[begin Dataset rows]

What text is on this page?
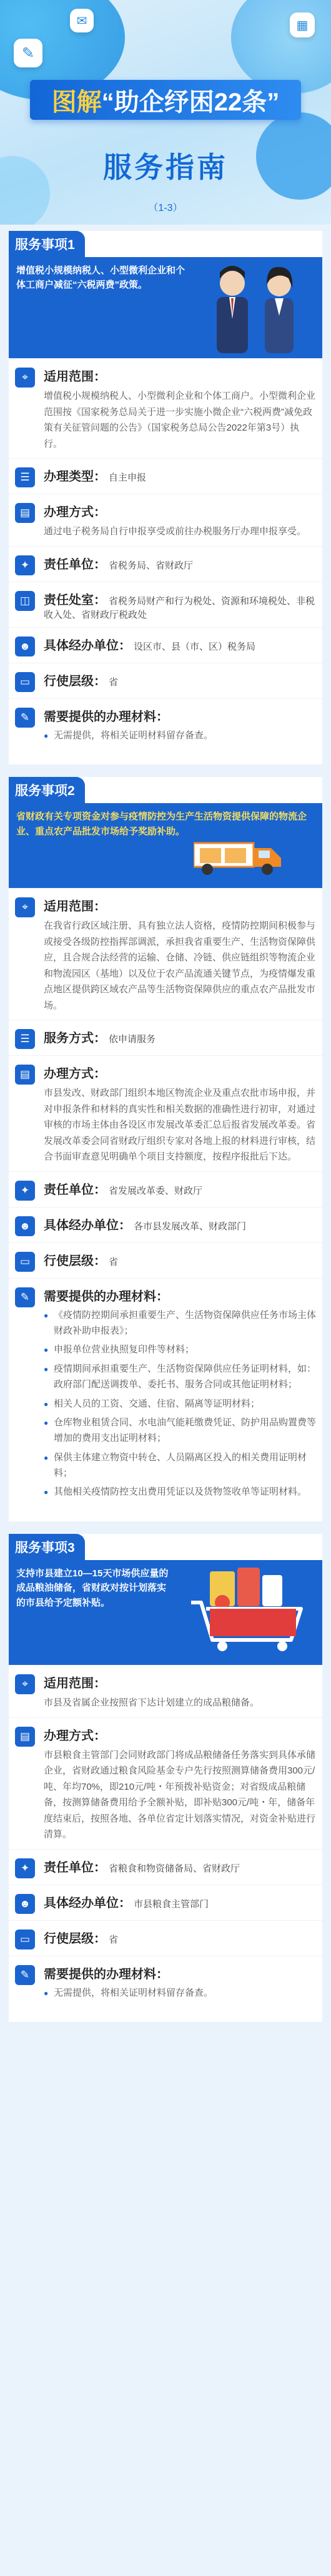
✎
✉	▦
图解 “助企纾困22条”
服务指南
（1-3）
服务事项1
增值税小规模纳税人、小型微利企业和个体工商户减征“六税两费”政策。
⌖	适用范围：
增值税小规模纳税人、小型微利企业和个体工商户。小型微利企业范围按《国家税务总局关于进一步实施小微企业“六税两费”减免政策有关征管问题的公告》（国家税务总局公告2022年第3号）执行。
☰	办理类型： 自主申报
▤	办理方式：
通过电子税务局自行申报享受或前往办税服务厅办理申报享受。
✦	责任单位： 省税务局、省财政厅
◫	责任处室： 省税务局财产和行为税处、资源和环境税处、非税收入处、省财政厅税政处
☻	具体经办单位： 设区市、县（市、区）税务局
▭	行使层级： 省
✎	需要提供的办理材料：
● 无需提供，将相关证明材料留存备查。
服务事项2
省财政有关专项资金对参与疫情防控为生产生活物资提供保障的物流企业、重点农产品批发市场给予奖励补助。
⌖	适用范围：
在我省行政区域注册、具有独立法人资格，疫情防控期间积极参与或接受各级防控指挥部调派，承担我省重要生产、生活物资保障供应，且合规合法经营的运输、仓储、冷链、供应链组织等物流企业和物流园区（基地）以及位于农产品流通关键节点，为疫情爆发重点地区提供跨区域农产品等生活物资保障供应的重点农产品批发市场。
☰	服务方式： 依申请服务
▤	办理方式：
市县发改、财政部门组织本地区物流企业及重点农批市场申报，并对申报条件和材料的真实性和相关数据的准确性进行初审，对通过审核的市场主体由各设区市发展改革委汇总后报省发展改革委。省发展改革委会同省财政厅组织专家对各地上报的材料进行审核，结合书面审查意见明确单个项目支持额度，按程序报批后下达。
✦	责任单位： 省发展改革委、财政厅
☻	具体经办单位： 各市县发展改革、财政部门
▭	行使层级： 省
✎	需要提供的办理材料：
● 《疫情防控期间承担重要生产、生活物资保障供应任务市场主体财政补助申报表》；
● 申报单位营业执照复印件等材料；
● 疫情期间承担重要生产、生活物资保障供应任务证明材料，如：政府部门配送调拨单、委托书、服务合同或其他证明材料；
● 相关人员的工资、交通、住宿、隔离等证明材料；
● 仓库物业租赁合同、水电油气能耗缴费凭证、防护用品购置费等增加的费用支出证明材料；
● 保供主体建立物资中转仓、人员隔离区投入的相关费用证明材料；
● 其他相关疫情防控支出费用凭证以及货物签收单等证明材料。
服务事项3
支持市县建立10—15天市场供应量的成品粮油储备，省财政对按计划落实的市县给予定额补贴。
⌖	适用范围：
市县及省属企业按照省下达计划建立的成品粮储备。
▤	办理方式：
市县粮食主管部门会同财政部门将成品粮储备任务落实到具体承储企业，省财政通过粮食风险基金专户先行按照测算储备费用300元/吨、年均70%，即210元/吨・年预拨补贴资金；对省级成品粮储备，按测算储备费用给予全额补贴，即补贴300元/吨・年，储备年度结束后，按照各地、各单位省定计划落实情况，对资金补贴进行清算。
✦	责任单位： 省粮食和物资储备局、省财政厅
☻	具体经办单位： 市县粮食主管部门
▭	行使层级： 省
✎	需要提供的办理材料：
● 无需提供，将相关证明材料留存备查。
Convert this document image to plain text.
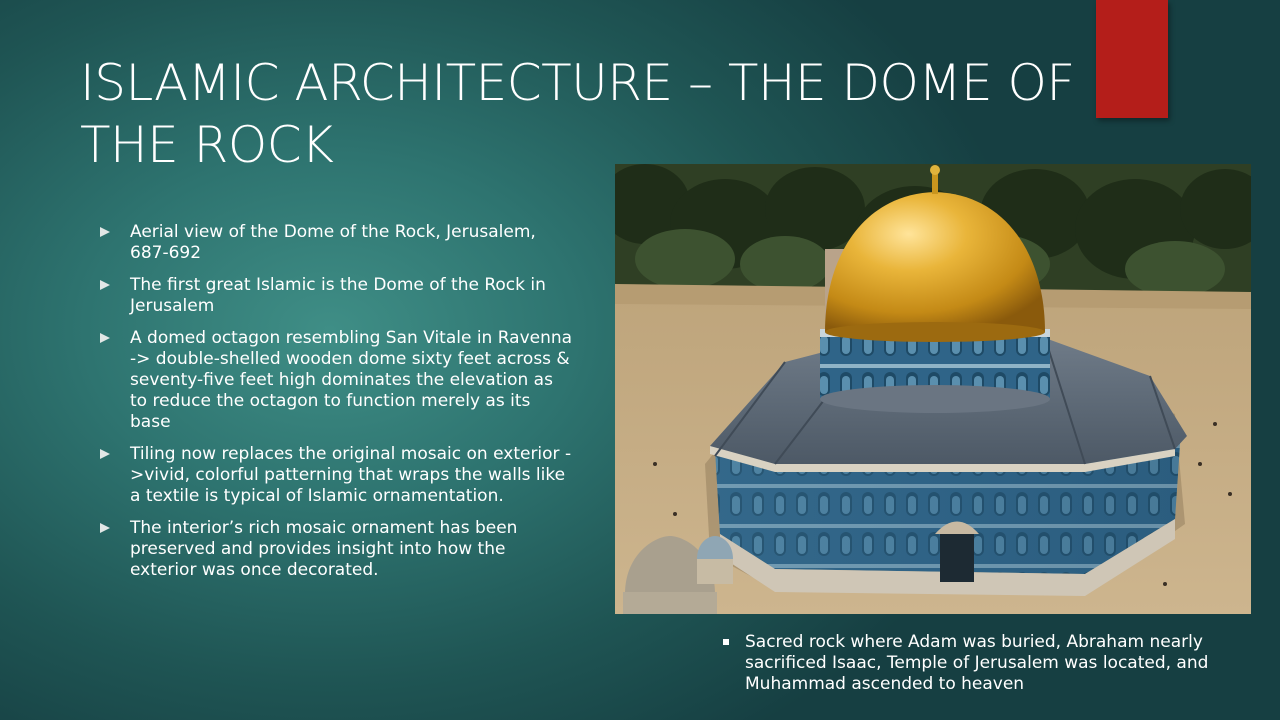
ISLAMIC ARCHITECTURE – THE DOME OF THE ROCK
Aerial view of the Dome of the Rock, Jerusalem, 687-692
The first great Islamic is the Dome of the Rock in Jerusalem
A domed octagon resembling San Vitale in Ravenna -> double-shelled wooden dome sixty feet across & seventy-five feet high dominates the elevation as to reduce the octagon to function merely as its base
Tiling now replaces the original mosaic on exterior ->vivid, colorful patterning that wraps the walls like a textile is typical of Islamic ornamentation.
The interior’s rich mosaic ornament has been preserved and provides insight into how the exterior was once decorated.
Sacred rock where Adam was buried, Abraham nearly sacrificed Isaac, Temple of Jerusalem was located, and Muhammad ascended to heaven
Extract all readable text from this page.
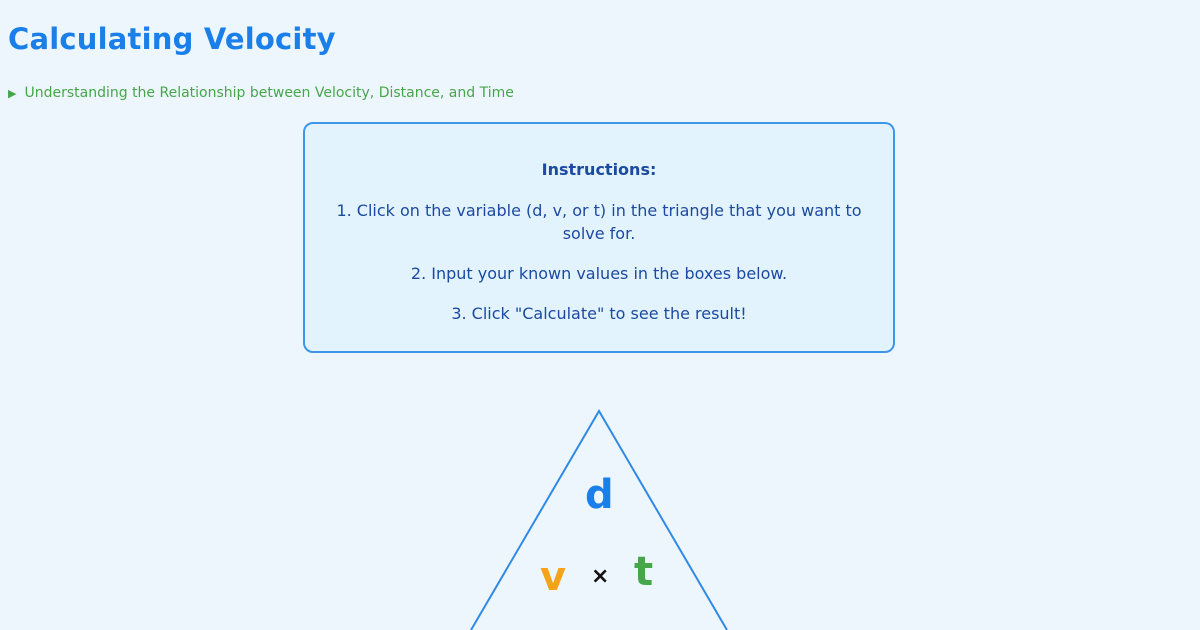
Calculating Velocity
▶ Understanding the Relationship between Velocity, Distance, and Time
Instructions:
1. Click on the variable (d, v, or t) in the triangle that you want to solve for.
2. Input your known values in the boxes below.
3. Click "Calculate" to see the result!
d
v × t
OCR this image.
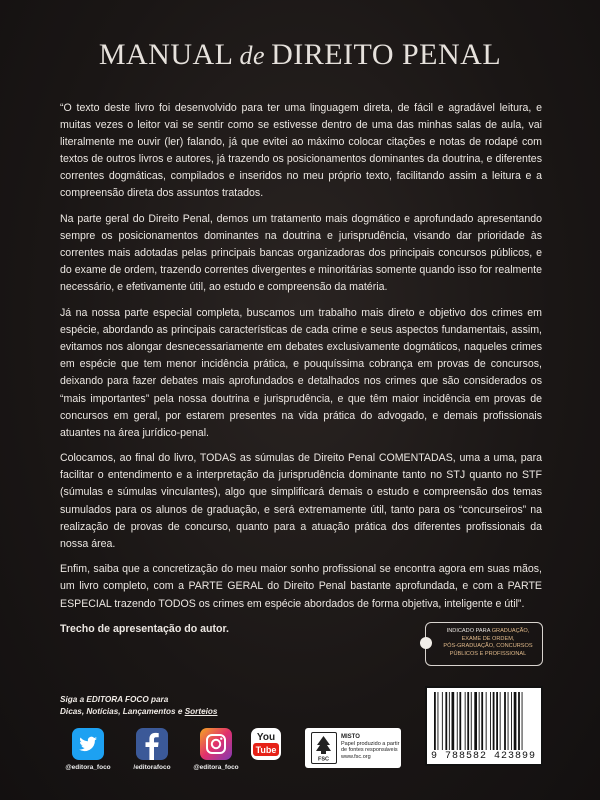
MANUAL de DIREITO PENAL

“O texto deste livro foi desenvolvido para ter uma linguagem direta, de fácil e agradável leitura, e muitas vezes o leitor vai se sentir como se estivesse dentro de uma das minhas salas de aula, vai literalmente me ouvir (ler) falando, já que evitei ao máximo colocar citações e notas de rodapé com textos de outros livros e autores, já trazendo os posicionamentos dominantes da doutrina, e diferentes correntes dogmáticas, compilados e inseridos no meu próprio texto, facilitando assim a leitura e a compreensão direta dos assuntos tratados.

Na parte geral do Direito Penal, demos um tratamento mais dogmático e aprofundado apresentando sempre os posicionamentos dominantes na doutrina e jurisprudência, visando dar prioridade às correntes mais adotadas pelas principais bancas organizadoras dos principais concursos públicos, e do exame de ordem, trazendo correntes divergentes e minoritárias somente quando isso for realmente necessário, e efetivamente útil, ao estudo e compreensão da matéria.

Já na nossa parte especial completa, buscamos um trabalho mais direto e objetivo dos crimes em espécie, abordando as principais características de cada crime e seus aspectos fundamentais, assim, evitamos nos alongar desnecessariamente em debates exclusivamente dogmáticos, naqueles crimes em espécie que tem menor incidência prática, e pouquíssima cobrança em provas de concursos, deixando para fazer debates mais aprofundados e detalhados nos crimes que são considerados os “mais importantes” pela nossa doutrina e jurisprudência, e que têm maior incidência em provas de concursos em geral, por estarem presentes na vida prática do advogado, e demais profissionais atuantes na área jurídico-penal.

Colocamos, ao final do livro, TODAS as súmulas de Direito Penal COMENTADAS, uma a uma, para facilitar o entendimento e a interpretação da jurisprudência dominante tanto no STJ quanto no STF (súmulas e súmulas vinculantes), algo que simplificará demais o estudo e compreensão dos temas sumulados para os alunos de graduação, e será extremamente útil, tanto para os “concurseiros” na realização de provas de concurso, quanto para a atuação prática dos diferentes profissionais da nossa área.

Enfim, saiba que a concretização do meu maior sonho profissional se encontra agora em suas mãos, um livro completo, com a PARTE GERAL do Direito Penal bastante aprofundada, e com a PARTE ESPECIAL trazendo TODOS os crimes em espécie abordados de forma objetiva, inteligente e útil”.

Trecho de apresentação do autor.	INDICADO PARA GRADUAÇÃO,
EXAME DE ORDEM,
PÓS-GRADUAÇÃO, CONCURSOS
PÚBLICOS E PROFISSIONAL
Siga a EDITORA FOCO para
Dicas, Notícias, Lançamentos e Sorteios
@editora_foco	/editorafoco	@editora_foco
You
Tube
FSC
MISTO
Papel produzido a partir de fontes responsáveis
www.fsc.org	9 788582 423899
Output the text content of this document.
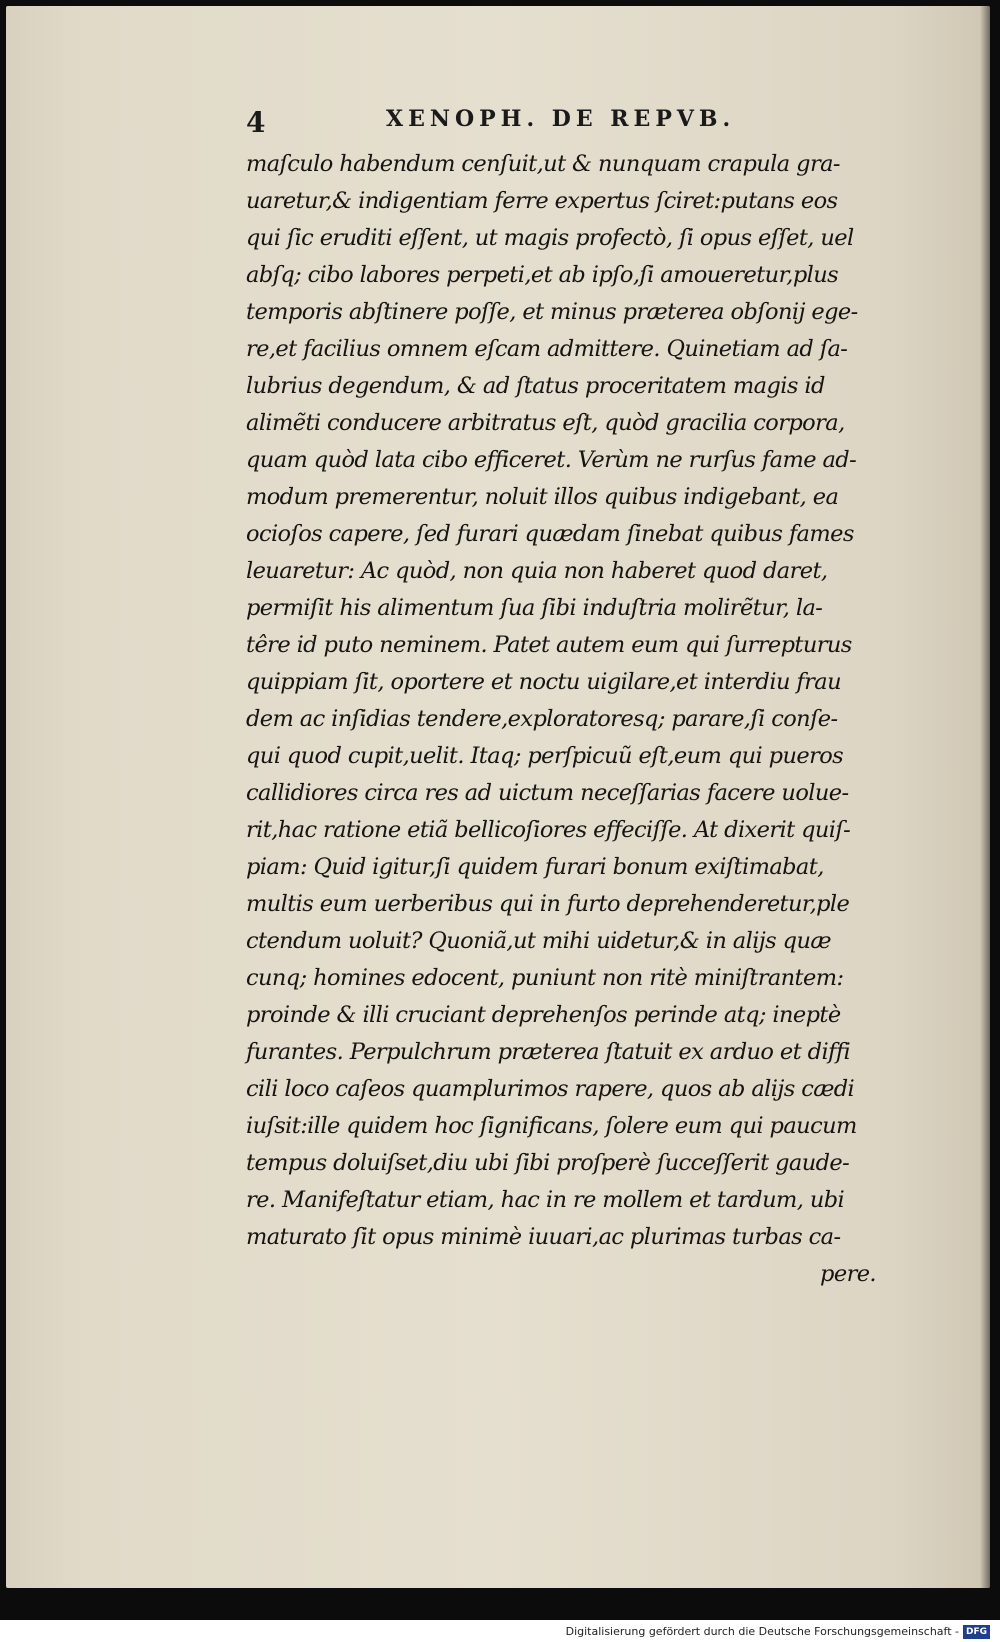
4	XENOPH. DE REPVB.
maſculo habendum cenſuit,ut & nunquam crapula gra-
uaretur,& indigentiam ferre expertus ſciret:putans eos
qui ſic eruditi eſſent, ut magis profectò, ſi opus eſſet, uel
abſq; cibo labores perpeti,et ab ipſo,ſi amoueretur,plus
temporis abſtinere poſſe, et minus præterea obſonij ege-
re,et facilius omnem eſcam admittere. Quinetiam ad ſa-
lubrius degendum, & ad ſtatus proceritatem magis id
alimẽti conducere arbitratus eſt, quòd gracilia corpora,
quam quòd lata cibo efficeret. Verùm ne rurſus fame ad-
modum premerentur, noluit illos quibus indigebant, ea
ocioſos capere, ſed furari quædam ſinebat quibus fames
leuaretur: Ac quòd, non quia non haberet quod daret,
permiſit his alimentum ſua ſibi induſtria molirẽtur, la-
têre id puto neminem. Patet autem eum qui ſurrepturus
quippiam ſit, oportere et noctu uigilare,et interdiu frau
dem ac inſidias tendere,exploratoresq; parare,ſi conſe-
qui quod cupit,uelit. Itaq; perſpicuũ eſt,eum qui pueros
callidiores circa res ad uictum neceſſarias facere uolue-
rit,hac ratione etiã bellicoſiores effeciſſe. At dixerit quiſ-
piam: Quid igitur,ſi quidem furari bonum exiſtimabat,
multis eum uerberibus qui in furto deprehenderetur,ple
ctendum uoluit? Quoniã,ut mihi uidetur,& in alijs quæ
cunq; homines edocent, puniunt non ritè miniſtrantem:
proinde & illi cruciant deprehenſos perinde atq; ineptè
furantes. Perpulchrum præterea ſtatuit ex arduo et diffi
cili loco caſeos quamplurimos rapere, quos ab alijs cædi
iuſsit:ille quidem hoc ſignificans, ſolere eum qui paucum
tempus doluiſset,diu ubi ſibi proſperè ſucceſſerit gaude-
re. Manifeſtatur etiam, hac in re mollem et tardum, ubi
maturato ſit opus minimè iuuari,ac plurimas turbas ca-
pere.
Digitalisierung gefördert durch die Deutsche Forschungsgemeinschaft - DFG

[end Dataset rows]

__Stated goal__
How many lines in these records hold the string "assim"? Reply with the number alone.

__Answer to the problem__
2